Records shown >>
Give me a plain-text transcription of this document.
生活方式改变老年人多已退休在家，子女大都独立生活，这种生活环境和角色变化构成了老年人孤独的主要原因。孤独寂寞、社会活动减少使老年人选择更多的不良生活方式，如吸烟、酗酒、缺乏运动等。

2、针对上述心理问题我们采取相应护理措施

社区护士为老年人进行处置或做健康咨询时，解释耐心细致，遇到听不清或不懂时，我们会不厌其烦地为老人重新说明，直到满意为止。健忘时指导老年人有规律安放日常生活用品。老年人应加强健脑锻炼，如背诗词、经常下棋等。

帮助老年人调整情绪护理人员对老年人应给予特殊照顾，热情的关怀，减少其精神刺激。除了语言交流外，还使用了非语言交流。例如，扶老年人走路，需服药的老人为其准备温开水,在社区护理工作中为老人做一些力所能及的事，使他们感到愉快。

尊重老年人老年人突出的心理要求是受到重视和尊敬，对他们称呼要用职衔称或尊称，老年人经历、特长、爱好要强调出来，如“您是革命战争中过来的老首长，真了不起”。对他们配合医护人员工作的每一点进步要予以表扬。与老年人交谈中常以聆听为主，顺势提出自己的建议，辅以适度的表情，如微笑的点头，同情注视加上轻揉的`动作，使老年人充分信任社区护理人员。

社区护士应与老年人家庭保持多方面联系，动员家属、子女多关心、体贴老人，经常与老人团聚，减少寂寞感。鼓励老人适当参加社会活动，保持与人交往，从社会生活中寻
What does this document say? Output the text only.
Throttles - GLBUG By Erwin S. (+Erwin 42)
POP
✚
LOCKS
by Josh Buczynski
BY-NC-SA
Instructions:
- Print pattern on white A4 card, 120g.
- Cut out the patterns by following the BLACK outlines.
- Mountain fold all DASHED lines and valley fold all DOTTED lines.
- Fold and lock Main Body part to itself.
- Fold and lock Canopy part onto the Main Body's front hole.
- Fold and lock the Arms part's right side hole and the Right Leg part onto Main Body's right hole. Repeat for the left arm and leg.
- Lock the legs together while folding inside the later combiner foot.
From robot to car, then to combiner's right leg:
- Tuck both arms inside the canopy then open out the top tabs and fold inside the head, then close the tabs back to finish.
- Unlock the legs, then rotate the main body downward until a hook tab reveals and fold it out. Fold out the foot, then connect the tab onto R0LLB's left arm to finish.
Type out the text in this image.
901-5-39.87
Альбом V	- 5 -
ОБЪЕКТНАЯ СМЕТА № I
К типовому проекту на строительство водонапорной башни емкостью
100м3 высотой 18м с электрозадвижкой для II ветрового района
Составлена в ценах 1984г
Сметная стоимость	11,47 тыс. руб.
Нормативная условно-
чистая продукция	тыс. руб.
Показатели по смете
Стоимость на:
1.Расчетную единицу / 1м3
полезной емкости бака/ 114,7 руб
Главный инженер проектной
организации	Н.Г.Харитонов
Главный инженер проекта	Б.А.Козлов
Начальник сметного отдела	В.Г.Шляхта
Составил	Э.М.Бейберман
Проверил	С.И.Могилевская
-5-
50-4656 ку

Instructions for the task >>
Transcribe the data above in full, exactly.

Written reply >>
Give me a plain-text transcription of this document.
生活方式改变老年人多已退休在家，子女大都独立生活，这种生活环境和角色变化构成了老年人孤独的主要原因。孤独寂寞、社会活动减少使老年人选择更多的不良生活方式，如吸烟、酗酒、缺乏运动等。

2、针对上述心理问题我们采取相应护理措施

社区护士为老年人进行处置或做健康咨询时，解释耐心细致，遇到听不清或不懂时，我们会不厌其烦地为老人重新说明，直到满意为止。健忘时指导老年人有规律安放日常生活用品。老年人应加强健脑锻炼，如背诗词、经常下棋等。

帮助老年人调整情绪护理人员对老年人应给予特殊照顾，热情的关怀，减少其精神刺激。除了语言交流外，还使用了非语言交流。例如，扶老年人走路，需服药的老人为其准备温开水,在社区护理工作中为老人做一些力所能及的事，使他们感到愉快。

尊重老年人老年人突出的心理要求是受到重视和尊敬，对他们称呼要用职衔称或尊称，老年人经历、特长、爱好要强调出来，如“您是革命战争中过来的老首长，真了不起”。对他们配合医护人员工作的每一点进步要予以表扬。与老年人交谈中常以聆听为主，顺势提出自己的建议，辅以适度的表情，如微笑的点头，同情注视加上轻揉的`动作，使老年人充分信任社区护理人员。

社区护士应与老年人家庭保持多方面联系，动员家属、子女多关心、体贴老人，经常与老人团聚，减少寂寞感。鼓励老人适当参加社会活动，保持与人交往，从社会生活中寻
What does this document say? Output the text only.
Throttles - GLBUG By Erwin S. (+Erwin 42)
POP
✚
LOCKS
by Josh Buczynski
BY-NC-SA
Instructions:
- Print pattern on white A4 card, 120g.
- Cut out the patterns by following the BLACK outlines.
- Mountain fold all DASHED lines and valley fold all DOTTED lines.
- Fold and lock Main Body part to itself.
- Fold and lock Canopy part onto the Main Body's front hole.
- Fold and lock the Arms part's right side hole and the Right Leg part onto Main Body's right hole. Repeat for the left arm and leg.
- Lock the legs together while folding inside the later combiner foot.
From robot to car, then to combiner's right leg:
- Tuck both arms inside the canopy then open out the top tabs and fold inside the head, then close the tabs back to finish.
- Unlock the legs, then rotate the main body downward until a hook tab reveals and fold it out. Fold out the foot, then connect the tab onto R0LLB's left arm to finish.
Type out the text in this image.
901-5-39.87
Альбом V	- 5 -
ОБЪЕКТНАЯ СМЕТА № I
К типовому проекту на строительство водонапорной башни емкостью
100м3 высотой 18м с электрозадвижкой для II ветрового района
Составлена в ценах 1984г
Сметная стоимость	11,47 тыс. руб.
Нормативная условно-
чистая продукция	тыс. руб.
Показатели по смете
Стоимость на:
1.Расчетную единицу / 1м3
полезной емкости бака/ 114,7 руб
Главный инженер проектной
организации	Н.Г.Харитонов
Главный инженер проекта	Б.А.Козлов
Начальник сметного отдела	В.Г.Шляхта
Составил	Э.М.Бейберман
Проверил	С.И.Могилевская
-5-
50-4656 ку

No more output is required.